**WORK REQUIRED:** Make an exact copy of the records, with the pictures left out.

**TASK MATERIAL:**
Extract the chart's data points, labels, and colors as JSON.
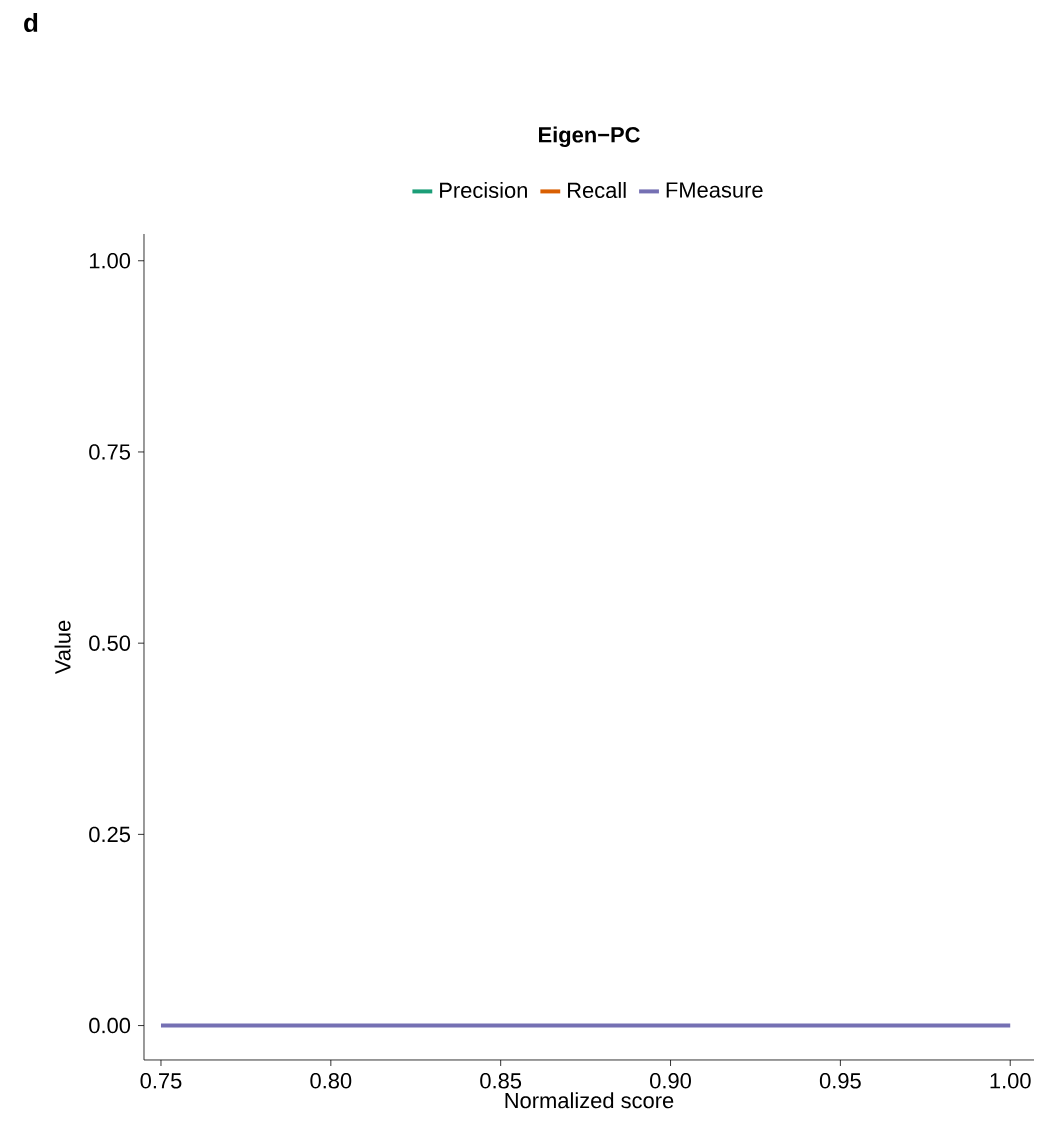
{
  "chart_data": {
    "type": "line",
    "title": "Eigen−PC",
    "xlabel": "Normalized score",
    "ylabel": "Value",
    "annotations": [
      "d"
    ],
    "x": [
      0.75,
      1.0
    ],
    "series": [
      {
        "name": "Precision",
        "color": "#1b9e77",
        "values": [
          null,
          null
        ]
      },
      {
        "name": "Recall",
        "color": "#d95f02",
        "values": [
          null,
          null
        ]
      },
      {
        "name": "FMeasure",
        "color": "#7570b3",
        "values": [
          0,
          0
        ]
      }
    ],
    "xlim": [
      0.745,
      1.007
    ],
    "ylim": [
      -0.045,
      1.035
    ],
    "xticks": [
      {
        "value": 0.75,
        "label": "0.75"
      },
      {
        "value": 0.8,
        "label": "0.80"
      },
      {
        "value": 0.85,
        "label": "0.85"
      },
      {
        "value": 0.9,
        "label": "0.90"
      },
      {
        "value": 0.95,
        "label": "0.95"
      },
      {
        "value": 1.0,
        "label": "1.00"
      }
    ],
    "yticks": [
      {
        "value": 0,
        "label": "0.00"
      },
      {
        "value": 0.25,
        "label": "0.25"
      },
      {
        "value": 0.5,
        "label": "0.50"
      },
      {
        "value": 0.75,
        "label": "0.75"
      },
      {
        "value": 1.0,
        "label": "1.00"
      }
    ],
    "grid": false,
    "legend": "top",
    "marker": "none",
    "line_style": "solid"
  }
}
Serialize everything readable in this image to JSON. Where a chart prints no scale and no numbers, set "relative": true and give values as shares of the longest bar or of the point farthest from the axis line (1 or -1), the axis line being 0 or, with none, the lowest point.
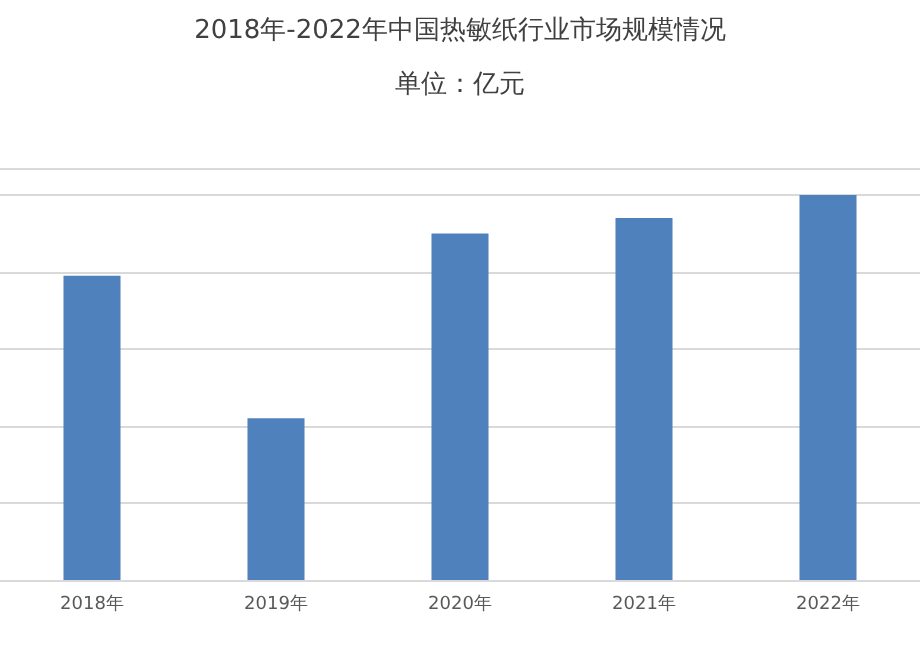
{
  "chart_data": {
    "type": "bar",
    "title": "2018年-2022年中国热敏纸行业市场规模情况",
    "subtitle": "单位：亿元",
    "categories": [
      "2018年",
      "2019年",
      "2020年",
      "2021年",
      "2022年"
    ],
    "values": [
      0.79,
      0.42,
      0.9,
      0.94,
      1
    ],
    "color": "#4f81bd",
    "relative": true,
    "grid": "y"
  }
}
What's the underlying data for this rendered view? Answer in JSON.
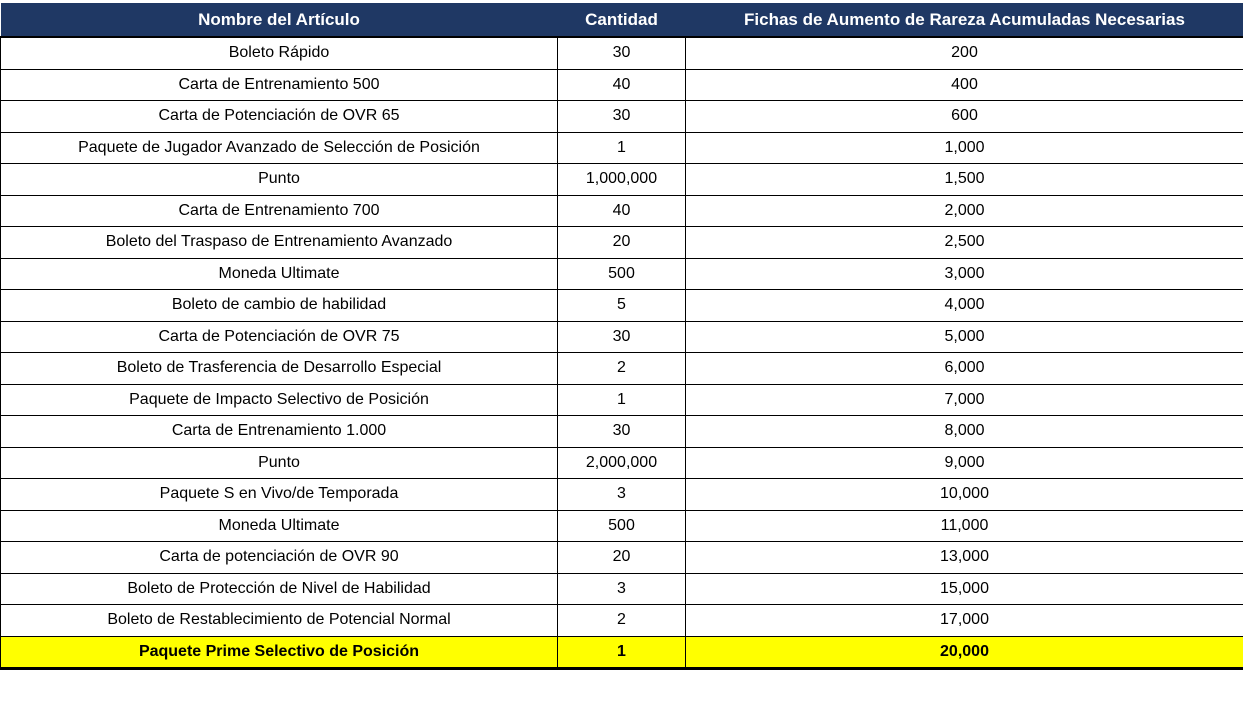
{
  "colors": {
    "header_bg": "#1F3864",
    "header_text": "#FFFFFF",
    "highlight_bg": "#FFFF00",
    "border": "#000000",
    "row_bg": "#FFFFFF",
    "row_text": "#000000"
  },
  "table": {
    "columns": [
      {
        "label": "Nombre del Artículo"
      },
      {
        "label": "Cantidad"
      },
      {
        "label": "Fichas de Aumento de Rareza Acumuladas Necesarias"
      }
    ],
    "rows": [
      {
        "name": "Boleto Rápido",
        "cantidad": "30",
        "fichas": "200",
        "highlight": false
      },
      {
        "name": "Carta de Entrenamiento 500",
        "cantidad": "40",
        "fichas": "400",
        "highlight": false
      },
      {
        "name": "Carta de Potenciación de OVR 65",
        "cantidad": "30",
        "fichas": "600",
        "highlight": false
      },
      {
        "name": "Paquete de Jugador Avanzado de Selección de Posición",
        "cantidad": "1",
        "fichas": "1,000",
        "highlight": false
      },
      {
        "name": "Punto",
        "cantidad": "1,000,000",
        "fichas": "1,500",
        "highlight": false
      },
      {
        "name": "Carta de Entrenamiento 700",
        "cantidad": "40",
        "fichas": "2,000",
        "highlight": false
      },
      {
        "name": "Boleto del Traspaso de Entrenamiento Avanzado",
        "cantidad": "20",
        "fichas": "2,500",
        "highlight": false
      },
      {
        "name": "Moneda Ultimate",
        "cantidad": "500",
        "fichas": "3,000",
        "highlight": false
      },
      {
        "name": "Boleto de cambio de habilidad",
        "cantidad": "5",
        "fichas": "4,000",
        "highlight": false
      },
      {
        "name": "Carta de Potenciación de OVR 75",
        "cantidad": "30",
        "fichas": "5,000",
        "highlight": false
      },
      {
        "name": "Boleto de Trasferencia de Desarrollo Especial",
        "cantidad": "2",
        "fichas": "6,000",
        "highlight": false
      },
      {
        "name": "Paquete de Impacto Selectivo de Posición",
        "cantidad": "1",
        "fichas": "7,000",
        "highlight": false
      },
      {
        "name": "Carta de Entrenamiento 1.000",
        "cantidad": "30",
        "fichas": "8,000",
        "highlight": false
      },
      {
        "name": "Punto",
        "cantidad": "2,000,000",
        "fichas": "9,000",
        "highlight": false
      },
      {
        "name": "Paquete S en Vivo/de Temporada",
        "cantidad": "3",
        "fichas": "10,000",
        "highlight": false
      },
      {
        "name": "Moneda Ultimate",
        "cantidad": "500",
        "fichas": "11,000",
        "highlight": false
      },
      {
        "name": "Carta de potenciación de OVR 90",
        "cantidad": "20",
        "fichas": "13,000",
        "highlight": false
      },
      {
        "name": "Boleto de Protección de Nivel de Habilidad",
        "cantidad": "3",
        "fichas": "15,000",
        "highlight": false
      },
      {
        "name": "Boleto de Restablecimiento de Potencial Normal",
        "cantidad": "2",
        "fichas": "17,000",
        "highlight": false
      },
      {
        "name": "Paquete Prime Selectivo de Posición",
        "cantidad": "1",
        "fichas": "20,000",
        "highlight": true
      }
    ]
  }
}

**SOLUTION TO THE EXERCISE:**
Extract the chart's data points, labels, and colors as JSON.
{
  "chart_data": {
    "type": "line",
    "title": "Eigen−PC",
    "xlabel": "Normalized score",
    "ylabel": "Value",
    "annotations": [
      "d"
    ],
    "x": [
      0.75,
      1.0
    ],
    "series": [
      {
        "name": "Precision",
        "color": "#1b9e77",
        "values": [
          null,
          null
        ]
      },
      {
        "name": "Recall",
        "color": "#d95f02",
        "values": [
          null,
          null
        ]
      },
      {
        "name": "FMeasure",
        "color": "#7570b3",
        "values": [
          0,
          0
        ]
      }
    ],
    "xlim": [
      0.745,
      1.007
    ],
    "ylim": [
      -0.045,
      1.035
    ],
    "xticks": [
      {
        "value": 0.75,
        "label": "0.75"
      },
      {
        "value": 0.8,
        "label": "0.80"
      },
      {
        "value": 0.85,
        "label": "0.85"
      },
      {
        "value": 0.9,
        "label": "0.90"
      },
      {
        "value": 0.95,
        "label": "0.95"
      },
      {
        "value": 1.0,
        "label": "1.00"
      }
    ],
    "yticks": [
      {
        "value": 0,
        "label": "0.00"
      },
      {
        "value": 0.25,
        "label": "0.25"
      },
      {
        "value": 0.5,
        "label": "0.50"
      },
      {
        "value": 0.75,
        "label": "0.75"
      },
      {
        "value": 1.0,
        "label": "1.00"
      }
    ],
    "grid": false,
    "legend": "top",
    "marker": "none",
    "line_style": "solid"
  }
}
Serialize everything readable in this image to JSON. Where a chart prints no scale and no numbers, set "relative": true and give values as shares of the longest bar or of the point farthest from the axis line (1 or -1), the axis line being 0 or, with none, the lowest point.
{
  "chart_data": {
    "type": "bar",
    "title": "2018年-2022年中国热敏纸行业市场规模情况",
    "subtitle": "单位：亿元",
    "categories": [
      "2018年",
      "2019年",
      "2020年",
      "2021年",
      "2022年"
    ],
    "values": [
      0.79,
      0.42,
      0.9,
      0.94,
      1
    ],
    "color": "#4f81bd",
    "relative": true,
    "grid": "y"
  }
}
What's the underlying data for this rendered view? Answer in JSON.
{
  "colors": {
    "header_bg": "#1F3864",
    "header_text": "#FFFFFF",
    "highlight_bg": "#FFFF00",
    "border": "#000000",
    "row_bg": "#FFFFFF",
    "row_text": "#000000"
  },
  "table": {
    "columns": [
      {
        "label": "Nombre del Artículo"
      },
      {
        "label": "Cantidad"
      },
      {
        "label": "Fichas de Aumento de Rareza Acumuladas Necesarias"
      }
    ],
    "rows": [
      {
        "name": "Boleto Rápido",
        "cantidad": "30",
        "fichas": "200",
        "highlight": false
      },
      {
        "name": "Carta de Entrenamiento 500",
        "cantidad": "40",
        "fichas": "400",
        "highlight": false
      },
      {
        "name": "Carta de Potenciación de OVR 65",
        "cantidad": "30",
        "fichas": "600",
        "highlight": false
      },
      {
        "name": "Paquete de Jugador Avanzado de Selección de Posición",
        "cantidad": "1",
        "fichas": "1,000",
        "highlight": false
      },
      {
        "name": "Punto",
        "cantidad": "1,000,000",
        "fichas": "1,500",
        "highlight": false
      },
      {
        "name": "Carta de Entrenamiento 700",
        "cantidad": "40",
        "fichas": "2,000",
        "highlight": false
      },
      {
        "name": "Boleto del Traspaso de Entrenamiento Avanzado",
        "cantidad": "20",
        "fichas": "2,500",
        "highlight": false
      },
      {
        "name": "Moneda Ultimate",
        "cantidad": "500",
        "fichas": "3,000",
        "highlight": false
      },
      {
        "name": "Boleto de cambio de habilidad",
        "cantidad": "5",
        "fichas": "4,000",
        "highlight": false
      },
      {
        "name": "Carta de Potenciación de OVR 75",
        "cantidad": "30",
        "fichas": "5,000",
        "highlight": false
      },
      {
        "name": "Boleto de Trasferencia de Desarrollo Especial",
        "cantidad": "2",
        "fichas": "6,000",
        "highlight": false
      },
      {
        "name": "Paquete de Impacto Selectivo de Posición",
        "cantidad": "1",
        "fichas": "7,000",
        "highlight": false
      },
      {
        "name": "Carta de Entrenamiento 1.000",
        "cantidad": "30",
        "fichas": "8,000",
        "highlight": false
      },
      {
        "name": "Punto",
        "cantidad": "2,000,000",
        "fichas": "9,000",
        "highlight": false
      },
      {
        "name": "Paquete S en Vivo/de Temporada",
        "cantidad": "3",
        "fichas": "10,000",
        "highlight": false
      },
      {
        "name": "Moneda Ultimate",
        "cantidad": "500",
        "fichas": "11,000",
        "highlight": false
      },
      {
        "name": "Carta de potenciación de OVR 90",
        "cantidad": "20",
        "fichas": "13,000",
        "highlight": false
      },
      {
        "name": "Boleto de Protección de Nivel de Habilidad",
        "cantidad": "3",
        "fichas": "15,000",
        "highlight": false
      },
      {
        "name": "Boleto de Restablecimiento de Potencial Normal",
        "cantidad": "2",
        "fichas": "17,000",
        "highlight": false
      },
      {
        "name": "Paquete Prime Selectivo de Posición",
        "cantidad": "1",
        "fichas": "20,000",
        "highlight": true
      }
    ]
  }
}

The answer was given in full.